# To be done
Extract each line of the records below that contains the word "Concrete".

# The data
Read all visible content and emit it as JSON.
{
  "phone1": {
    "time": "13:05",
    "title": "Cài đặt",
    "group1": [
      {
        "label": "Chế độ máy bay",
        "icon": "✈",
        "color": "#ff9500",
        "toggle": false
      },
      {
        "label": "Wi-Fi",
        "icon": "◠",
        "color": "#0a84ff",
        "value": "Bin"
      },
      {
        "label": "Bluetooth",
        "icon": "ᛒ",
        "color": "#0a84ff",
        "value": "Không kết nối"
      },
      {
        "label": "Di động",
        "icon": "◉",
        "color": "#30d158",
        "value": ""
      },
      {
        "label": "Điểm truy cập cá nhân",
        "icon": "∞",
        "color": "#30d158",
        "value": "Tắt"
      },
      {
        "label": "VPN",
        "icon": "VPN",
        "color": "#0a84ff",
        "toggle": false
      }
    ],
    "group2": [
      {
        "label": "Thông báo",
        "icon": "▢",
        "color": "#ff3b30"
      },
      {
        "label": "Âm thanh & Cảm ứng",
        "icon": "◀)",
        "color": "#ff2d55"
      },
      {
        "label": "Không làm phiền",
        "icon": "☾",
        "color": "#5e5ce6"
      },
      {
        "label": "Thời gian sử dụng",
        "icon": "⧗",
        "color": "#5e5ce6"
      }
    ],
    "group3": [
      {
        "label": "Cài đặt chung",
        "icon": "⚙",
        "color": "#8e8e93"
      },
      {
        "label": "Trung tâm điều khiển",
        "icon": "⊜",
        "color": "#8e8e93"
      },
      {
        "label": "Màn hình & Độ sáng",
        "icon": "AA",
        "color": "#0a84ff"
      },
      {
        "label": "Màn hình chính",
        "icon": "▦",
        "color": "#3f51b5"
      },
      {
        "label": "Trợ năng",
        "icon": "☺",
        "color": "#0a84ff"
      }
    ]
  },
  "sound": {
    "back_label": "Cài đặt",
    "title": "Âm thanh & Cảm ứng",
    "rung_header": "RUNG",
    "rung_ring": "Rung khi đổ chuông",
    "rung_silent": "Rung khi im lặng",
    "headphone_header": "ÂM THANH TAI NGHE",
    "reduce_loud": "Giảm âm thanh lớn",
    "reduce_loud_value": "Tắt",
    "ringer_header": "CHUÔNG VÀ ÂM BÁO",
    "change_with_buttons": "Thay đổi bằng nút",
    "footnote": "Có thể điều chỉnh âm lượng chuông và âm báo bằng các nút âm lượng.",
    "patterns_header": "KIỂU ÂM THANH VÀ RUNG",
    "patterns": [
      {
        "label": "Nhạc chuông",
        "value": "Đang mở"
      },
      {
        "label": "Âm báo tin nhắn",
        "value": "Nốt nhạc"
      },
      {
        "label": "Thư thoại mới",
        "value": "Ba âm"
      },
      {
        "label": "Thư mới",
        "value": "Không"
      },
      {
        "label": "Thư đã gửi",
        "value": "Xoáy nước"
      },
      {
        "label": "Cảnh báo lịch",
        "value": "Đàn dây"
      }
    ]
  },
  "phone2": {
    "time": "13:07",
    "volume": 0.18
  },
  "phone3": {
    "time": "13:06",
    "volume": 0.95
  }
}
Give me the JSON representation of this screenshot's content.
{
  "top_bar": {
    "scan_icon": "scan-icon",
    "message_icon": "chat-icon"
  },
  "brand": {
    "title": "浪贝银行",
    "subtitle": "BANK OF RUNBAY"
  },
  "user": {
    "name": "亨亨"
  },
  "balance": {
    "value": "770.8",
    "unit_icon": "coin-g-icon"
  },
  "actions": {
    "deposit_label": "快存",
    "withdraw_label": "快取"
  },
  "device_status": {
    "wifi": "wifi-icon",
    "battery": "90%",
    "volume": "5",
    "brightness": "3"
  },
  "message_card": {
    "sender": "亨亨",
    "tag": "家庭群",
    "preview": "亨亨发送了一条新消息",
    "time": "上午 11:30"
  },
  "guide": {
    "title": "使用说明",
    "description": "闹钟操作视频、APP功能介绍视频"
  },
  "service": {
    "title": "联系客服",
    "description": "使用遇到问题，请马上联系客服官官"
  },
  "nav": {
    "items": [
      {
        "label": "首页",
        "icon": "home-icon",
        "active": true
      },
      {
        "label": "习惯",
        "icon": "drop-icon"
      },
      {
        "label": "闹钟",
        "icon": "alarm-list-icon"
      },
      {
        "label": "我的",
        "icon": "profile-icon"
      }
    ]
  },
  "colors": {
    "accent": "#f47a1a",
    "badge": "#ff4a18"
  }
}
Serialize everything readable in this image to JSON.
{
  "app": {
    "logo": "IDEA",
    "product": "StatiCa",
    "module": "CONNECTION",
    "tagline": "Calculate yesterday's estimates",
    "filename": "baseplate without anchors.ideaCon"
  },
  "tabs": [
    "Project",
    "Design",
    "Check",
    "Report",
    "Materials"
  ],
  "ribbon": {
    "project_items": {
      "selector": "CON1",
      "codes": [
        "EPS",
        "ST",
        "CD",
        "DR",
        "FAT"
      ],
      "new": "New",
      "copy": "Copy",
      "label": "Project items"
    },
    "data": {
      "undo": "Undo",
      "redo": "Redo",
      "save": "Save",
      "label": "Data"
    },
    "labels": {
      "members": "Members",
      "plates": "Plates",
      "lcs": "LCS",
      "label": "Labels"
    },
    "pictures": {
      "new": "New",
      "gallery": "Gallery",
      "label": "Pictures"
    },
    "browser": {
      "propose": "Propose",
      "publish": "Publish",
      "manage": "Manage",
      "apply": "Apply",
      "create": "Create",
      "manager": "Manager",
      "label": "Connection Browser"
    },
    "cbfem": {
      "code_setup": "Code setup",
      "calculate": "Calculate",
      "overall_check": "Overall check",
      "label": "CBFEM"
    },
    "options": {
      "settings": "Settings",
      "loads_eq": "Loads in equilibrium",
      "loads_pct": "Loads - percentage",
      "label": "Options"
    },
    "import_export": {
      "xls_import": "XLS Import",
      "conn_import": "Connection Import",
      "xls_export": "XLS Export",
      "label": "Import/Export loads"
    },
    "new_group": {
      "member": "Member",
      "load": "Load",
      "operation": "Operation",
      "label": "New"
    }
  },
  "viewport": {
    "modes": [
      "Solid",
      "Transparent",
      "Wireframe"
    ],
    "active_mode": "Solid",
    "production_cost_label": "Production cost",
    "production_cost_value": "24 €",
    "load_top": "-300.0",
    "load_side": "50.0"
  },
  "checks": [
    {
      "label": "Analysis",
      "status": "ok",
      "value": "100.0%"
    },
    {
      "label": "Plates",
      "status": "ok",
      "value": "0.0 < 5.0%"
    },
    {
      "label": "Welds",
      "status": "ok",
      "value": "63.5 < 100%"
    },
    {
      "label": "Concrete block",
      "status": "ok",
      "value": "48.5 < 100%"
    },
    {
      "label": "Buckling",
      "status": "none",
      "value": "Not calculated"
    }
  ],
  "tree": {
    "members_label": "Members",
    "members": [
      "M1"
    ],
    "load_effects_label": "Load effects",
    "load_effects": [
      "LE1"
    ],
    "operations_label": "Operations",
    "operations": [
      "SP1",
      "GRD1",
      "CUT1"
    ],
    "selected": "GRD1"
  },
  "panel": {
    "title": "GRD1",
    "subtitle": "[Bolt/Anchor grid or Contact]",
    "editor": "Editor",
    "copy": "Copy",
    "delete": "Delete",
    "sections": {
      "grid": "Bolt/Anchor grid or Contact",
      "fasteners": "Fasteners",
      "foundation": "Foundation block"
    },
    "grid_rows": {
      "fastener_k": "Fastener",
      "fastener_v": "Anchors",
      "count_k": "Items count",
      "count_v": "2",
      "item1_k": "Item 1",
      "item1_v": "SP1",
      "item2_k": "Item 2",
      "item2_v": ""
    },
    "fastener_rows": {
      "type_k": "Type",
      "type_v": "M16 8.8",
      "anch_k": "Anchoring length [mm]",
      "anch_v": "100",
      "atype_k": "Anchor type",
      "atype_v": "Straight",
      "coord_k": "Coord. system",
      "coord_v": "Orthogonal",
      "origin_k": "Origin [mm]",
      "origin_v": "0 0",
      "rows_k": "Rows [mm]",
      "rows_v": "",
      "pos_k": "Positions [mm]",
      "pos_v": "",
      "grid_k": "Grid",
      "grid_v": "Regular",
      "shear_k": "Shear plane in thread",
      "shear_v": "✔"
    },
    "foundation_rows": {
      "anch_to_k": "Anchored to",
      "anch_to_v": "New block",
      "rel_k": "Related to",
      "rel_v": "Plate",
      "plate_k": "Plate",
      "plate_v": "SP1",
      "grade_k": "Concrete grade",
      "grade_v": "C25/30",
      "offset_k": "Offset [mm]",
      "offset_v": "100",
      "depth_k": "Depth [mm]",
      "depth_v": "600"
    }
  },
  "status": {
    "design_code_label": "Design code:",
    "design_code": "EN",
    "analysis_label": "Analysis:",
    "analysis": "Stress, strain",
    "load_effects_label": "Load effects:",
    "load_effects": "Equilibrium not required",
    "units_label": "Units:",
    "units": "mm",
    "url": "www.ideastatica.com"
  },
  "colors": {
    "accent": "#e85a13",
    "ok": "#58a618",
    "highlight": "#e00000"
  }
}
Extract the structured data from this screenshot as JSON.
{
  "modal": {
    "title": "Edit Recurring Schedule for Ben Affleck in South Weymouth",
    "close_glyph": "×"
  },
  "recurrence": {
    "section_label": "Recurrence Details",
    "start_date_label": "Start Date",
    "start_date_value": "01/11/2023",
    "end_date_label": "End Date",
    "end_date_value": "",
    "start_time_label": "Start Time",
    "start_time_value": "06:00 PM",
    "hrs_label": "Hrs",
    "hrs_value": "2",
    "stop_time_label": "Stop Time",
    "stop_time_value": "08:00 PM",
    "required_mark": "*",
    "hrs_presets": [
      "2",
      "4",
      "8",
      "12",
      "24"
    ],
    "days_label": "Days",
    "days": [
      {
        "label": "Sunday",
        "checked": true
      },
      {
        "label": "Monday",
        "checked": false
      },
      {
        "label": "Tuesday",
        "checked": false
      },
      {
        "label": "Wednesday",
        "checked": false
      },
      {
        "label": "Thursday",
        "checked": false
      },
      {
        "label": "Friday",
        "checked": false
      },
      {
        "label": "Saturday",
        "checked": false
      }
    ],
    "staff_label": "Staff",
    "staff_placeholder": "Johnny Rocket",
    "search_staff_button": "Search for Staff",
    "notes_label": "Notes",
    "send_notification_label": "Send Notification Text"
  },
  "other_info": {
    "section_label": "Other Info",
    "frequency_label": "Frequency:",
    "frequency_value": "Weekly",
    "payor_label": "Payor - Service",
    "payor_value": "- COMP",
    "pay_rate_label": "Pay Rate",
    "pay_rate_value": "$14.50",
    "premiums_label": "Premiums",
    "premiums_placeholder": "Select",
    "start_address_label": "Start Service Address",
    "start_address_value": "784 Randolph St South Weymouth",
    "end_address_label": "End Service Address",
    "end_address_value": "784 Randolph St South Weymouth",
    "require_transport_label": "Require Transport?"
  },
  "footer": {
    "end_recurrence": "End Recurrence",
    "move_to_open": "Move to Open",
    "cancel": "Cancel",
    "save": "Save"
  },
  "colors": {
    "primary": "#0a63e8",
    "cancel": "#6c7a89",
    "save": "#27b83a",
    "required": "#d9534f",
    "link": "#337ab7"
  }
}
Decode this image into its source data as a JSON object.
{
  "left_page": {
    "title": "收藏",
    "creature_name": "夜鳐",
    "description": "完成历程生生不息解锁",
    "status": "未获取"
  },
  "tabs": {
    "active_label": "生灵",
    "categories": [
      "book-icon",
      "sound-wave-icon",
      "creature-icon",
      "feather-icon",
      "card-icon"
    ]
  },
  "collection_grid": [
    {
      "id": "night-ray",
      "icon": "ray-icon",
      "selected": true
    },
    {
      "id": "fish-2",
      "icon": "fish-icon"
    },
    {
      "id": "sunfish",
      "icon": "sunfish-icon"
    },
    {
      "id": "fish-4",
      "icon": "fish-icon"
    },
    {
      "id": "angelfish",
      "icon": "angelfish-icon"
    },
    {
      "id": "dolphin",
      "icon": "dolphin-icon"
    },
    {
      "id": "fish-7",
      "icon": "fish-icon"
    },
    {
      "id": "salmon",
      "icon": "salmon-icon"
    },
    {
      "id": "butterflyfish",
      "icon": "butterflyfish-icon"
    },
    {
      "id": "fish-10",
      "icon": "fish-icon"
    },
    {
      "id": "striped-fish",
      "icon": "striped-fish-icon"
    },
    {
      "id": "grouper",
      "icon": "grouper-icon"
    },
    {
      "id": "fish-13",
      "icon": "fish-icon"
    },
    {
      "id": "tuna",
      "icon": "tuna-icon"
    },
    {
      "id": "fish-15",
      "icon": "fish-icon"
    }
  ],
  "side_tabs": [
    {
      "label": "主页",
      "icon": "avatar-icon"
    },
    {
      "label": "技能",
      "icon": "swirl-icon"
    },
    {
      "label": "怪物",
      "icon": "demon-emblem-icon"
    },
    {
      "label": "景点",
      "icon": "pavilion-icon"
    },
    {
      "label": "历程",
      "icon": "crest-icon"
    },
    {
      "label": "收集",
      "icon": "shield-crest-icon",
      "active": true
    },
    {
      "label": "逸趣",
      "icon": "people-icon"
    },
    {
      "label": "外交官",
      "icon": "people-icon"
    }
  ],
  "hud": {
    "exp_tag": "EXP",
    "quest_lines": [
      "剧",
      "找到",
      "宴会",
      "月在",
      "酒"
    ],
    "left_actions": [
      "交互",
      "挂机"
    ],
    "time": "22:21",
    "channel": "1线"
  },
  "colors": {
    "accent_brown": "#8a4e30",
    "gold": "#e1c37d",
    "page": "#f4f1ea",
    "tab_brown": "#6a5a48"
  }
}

# Written solution
      "label": "Concrete block",
      "grade_k": "Concrete grade",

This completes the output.